### TASK DIRECTIONS
Every entry that follows should be reproduced exactly.

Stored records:
==*==

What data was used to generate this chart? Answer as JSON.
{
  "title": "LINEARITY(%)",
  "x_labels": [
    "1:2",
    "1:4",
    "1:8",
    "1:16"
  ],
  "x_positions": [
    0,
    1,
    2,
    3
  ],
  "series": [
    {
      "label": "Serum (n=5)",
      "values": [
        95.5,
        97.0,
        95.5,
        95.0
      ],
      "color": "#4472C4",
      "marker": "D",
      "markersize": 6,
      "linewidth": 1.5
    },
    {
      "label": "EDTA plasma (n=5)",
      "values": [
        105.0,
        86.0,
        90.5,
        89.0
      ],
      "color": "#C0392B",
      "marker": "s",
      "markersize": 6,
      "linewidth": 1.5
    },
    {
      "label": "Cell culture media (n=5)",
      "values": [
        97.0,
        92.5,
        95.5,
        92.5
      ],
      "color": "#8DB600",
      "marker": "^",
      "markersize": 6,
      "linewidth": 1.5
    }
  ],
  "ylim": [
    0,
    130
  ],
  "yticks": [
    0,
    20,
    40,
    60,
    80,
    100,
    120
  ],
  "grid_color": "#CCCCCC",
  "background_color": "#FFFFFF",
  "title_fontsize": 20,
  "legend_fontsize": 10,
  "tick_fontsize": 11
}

==*==

### SOLUTION TO THIS TASK
What data was used to generate this chart? Answer as JSON.
{
  "title": "LINEARITY(%)",
  "x_labels": [
    "1:2",
    "1:4",
    "1:8",
    "1:16"
  ],
  "x_positions": [
    0,
    1,
    2,
    3
  ],
  "series": [
    {
      "label": "Serum (n=5)",
      "values": [
        95.5,
        97.0,
        95.5,
        95.0
      ],
      "color": "#4472C4",
      "marker": "D",
      "markersize": 6,
      "linewidth": 1.5
    },
    {
      "label": "EDTA plasma (n=5)",
      "values": [
        105.0,
        86.0,
        90.5,
        89.0
      ],
      "color": "#C0392B",
      "marker": "s",
      "markersize": 6,
      "linewidth": 1.5
    },
    {
      "label": "Cell culture media (n=5)",
      "values": [
        97.0,
        92.5,
        95.5,
        92.5
      ],
      "color": "#8DB600",
      "marker": "^",
      "markersize": 6,
      "linewidth": 1.5
    }
  ],
  "ylim": [
    0,
    130
  ],
  "yticks": [
    0,
    20,
    40,
    60,
    80,
    100,
    120
  ],
  "grid_color": "#CCCCCC",
  "background_color": "#FFFFFF",
  "title_fontsize": 20,
  "legend_fontsize": 10,
  "tick_fontsize": 11
}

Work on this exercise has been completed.